⟨
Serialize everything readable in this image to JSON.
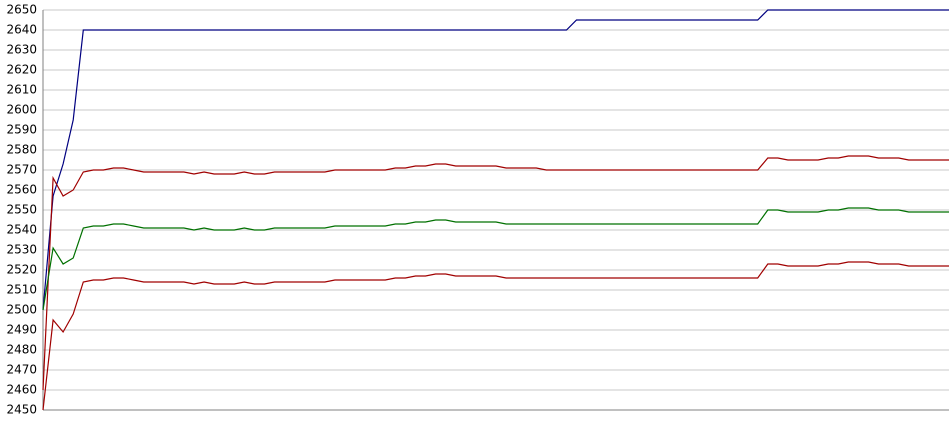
{
  "chart_data": {
    "type": "line",
    "categories": [
      null,
      null,
      null,
      null,
      null,
      null,
      null,
      null,
      null,
      null,
      null,
      null,
      null,
      null,
      null,
      null,
      null,
      null,
      null,
      null,
      null,
      null,
      null,
      null,
      null,
      null,
      null,
      null,
      null,
      null,
      null,
      null,
      null,
      null,
      null,
      null,
      null,
      null,
      null,
      null,
      null,
      null,
      null,
      null,
      null,
      null,
      null,
      null,
      null,
      null,
      null,
      null,
      null,
      null,
      null,
      null,
      null,
      null,
      null,
      null,
      null,
      null,
      null,
      null,
      null,
      null,
      null,
      null,
      null,
      null,
      null,
      null,
      null,
      null,
      null,
      null,
      null,
      null,
      null,
      null,
      null,
      null,
      null,
      null,
      null,
      null,
      null,
      null,
      null,
      null,
      null
    ],
    "ylim": [
      2450,
      2650
    ],
    "yticks": [
      2450,
      2460,
      2470,
      2480,
      2490,
      2500,
      2510,
      2520,
      2530,
      2540,
      2550,
      2560,
      2570,
      2580,
      2590,
      2600,
      2610,
      2620,
      2630,
      2640,
      2650
    ],
    "grid": true,
    "series": [
      {
        "color": "#000080",
        "values": [
          2500,
          2557,
          2573,
          2595,
          2640,
          2640,
          2640,
          2640,
          2640,
          2640,
          2640,
          2640,
          2640,
          2640,
          2640,
          2640,
          2640,
          2640,
          2640,
          2640,
          2640,
          2640,
          2640,
          2640,
          2640,
          2640,
          2640,
          2640,
          2640,
          2640,
          2640,
          2640,
          2640,
          2640,
          2640,
          2640,
          2640,
          2640,
          2640,
          2640,
          2640,
          2640,
          2640,
          2640,
          2640,
          2640,
          2640,
          2640,
          2640,
          2640,
          2640,
          2640,
          2640,
          2645,
          2645,
          2645,
          2645,
          2645,
          2645,
          2645,
          2645,
          2645,
          2645,
          2645,
          2645,
          2645,
          2645,
          2645,
          2645,
          2645,
          2645,
          2645,
          2650,
          2650,
          2650,
          2650,
          2650,
          2650,
          2650,
          2650,
          2650,
          2650,
          2650,
          2650,
          2650,
          2650,
          2650,
          2650,
          2650,
          2650,
          2650
        ]
      },
      {
        "color": "#a00000",
        "values": [
          2460,
          2566,
          2557,
          2560,
          2569,
          2570,
          2570,
          2571,
          2571,
          2570,
          2569,
          2569,
          2569,
          2569,
          2569,
          2568,
          2569,
          2568,
          2568,
          2568,
          2569,
          2568,
          2568,
          2569,
          2569,
          2569,
          2569,
          2569,
          2569,
          2570,
          2570,
          2570,
          2570,
          2570,
          2570,
          2571,
          2571,
          2572,
          2572,
          2573,
          2573,
          2572,
          2572,
          2572,
          2572,
          2572,
          2571,
          2571,
          2571,
          2571,
          2570,
          2570,
          2570,
          2570,
          2570,
          2570,
          2570,
          2570,
          2570,
          2570,
          2570,
          2570,
          2570,
          2570,
          2570,
          2570,
          2570,
          2570,
          2570,
          2570,
          2570,
          2570,
          2576,
          2576,
          2575,
          2575,
          2575,
          2575,
          2576,
          2576,
          2577,
          2577,
          2577,
          2576,
          2576,
          2576,
          2575,
          2575,
          2575,
          2575,
          2575
        ]
      },
      {
        "color": "#007000",
        "values": [
          2500,
          2531,
          2523,
          2526,
          2541,
          2542,
          2542,
          2543,
          2543,
          2542,
          2541,
          2541,
          2541,
          2541,
          2541,
          2540,
          2541,
          2540,
          2540,
          2540,
          2541,
          2540,
          2540,
          2541,
          2541,
          2541,
          2541,
          2541,
          2541,
          2542,
          2542,
          2542,
          2542,
          2542,
          2542,
          2543,
          2543,
          2544,
          2544,
          2545,
          2545,
          2544,
          2544,
          2544,
          2544,
          2544,
          2543,
          2543,
          2543,
          2543,
          2543,
          2543,
          2543,
          2543,
          2543,
          2543,
          2543,
          2543,
          2543,
          2543,
          2543,
          2543,
          2543,
          2543,
          2543,
          2543,
          2543,
          2543,
          2543,
          2543,
          2543,
          2543,
          2550,
          2550,
          2549,
          2549,
          2549,
          2549,
          2550,
          2550,
          2551,
          2551,
          2551,
          2550,
          2550,
          2550,
          2549,
          2549,
          2549,
          2549,
          2549
        ]
      },
      {
        "color": "#a00000",
        "values": [
          2450,
          2495,
          2489,
          2498,
          2514,
          2515,
          2515,
          2516,
          2516,
          2515,
          2514,
          2514,
          2514,
          2514,
          2514,
          2513,
          2514,
          2513,
          2513,
          2513,
          2514,
          2513,
          2513,
          2514,
          2514,
          2514,
          2514,
          2514,
          2514,
          2515,
          2515,
          2515,
          2515,
          2515,
          2515,
          2516,
          2516,
          2517,
          2517,
          2518,
          2518,
          2517,
          2517,
          2517,
          2517,
          2517,
          2516,
          2516,
          2516,
          2516,
          2516,
          2516,
          2516,
          2516,
          2516,
          2516,
          2516,
          2516,
          2516,
          2516,
          2516,
          2516,
          2516,
          2516,
          2516,
          2516,
          2516,
          2516,
          2516,
          2516,
          2516,
          2516,
          2523,
          2523,
          2522,
          2522,
          2522,
          2522,
          2523,
          2523,
          2524,
          2524,
          2524,
          2523,
          2523,
          2523,
          2522,
          2522,
          2522,
          2522,
          2522
        ]
      }
    ]
  }
}
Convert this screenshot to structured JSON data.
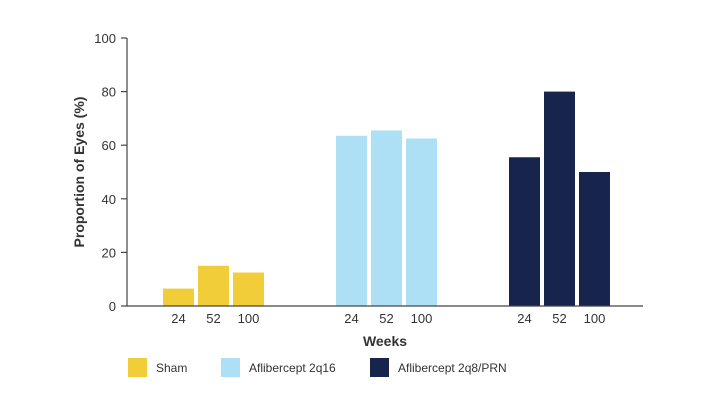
{
  "chart_data": {
    "type": "bar",
    "xlabel": "Weeks",
    "ylabel": "Proportion of Eyes (%)",
    "ylim": [
      0,
      100
    ],
    "yticks": [
      0,
      20,
      40,
      60,
      80,
      100
    ],
    "categories": [
      "24",
      "52",
      "100"
    ],
    "grid": false,
    "legend_position": "bottom",
    "series": [
      {
        "name": "Sham",
        "color": "#f2cd3a",
        "values": [
          6.5,
          15,
          12.5
        ]
      },
      {
        "name": "Aflibercept 2q16",
        "color": "#aee0f5",
        "values": [
          63.5,
          65.5,
          62.5
        ]
      },
      {
        "name": "Aflibercept 2q8/PRN",
        "color": "#17244c",
        "values": [
          55.5,
          80,
          50
        ]
      }
    ]
  }
}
⟩
» **What the task asks**
Scan the material above. Extract every line in which the word "JSON" occurs.

» **Solved problem**
Serialize everything readable in this image to JSON.
Convert this screenshot to structured JSON data.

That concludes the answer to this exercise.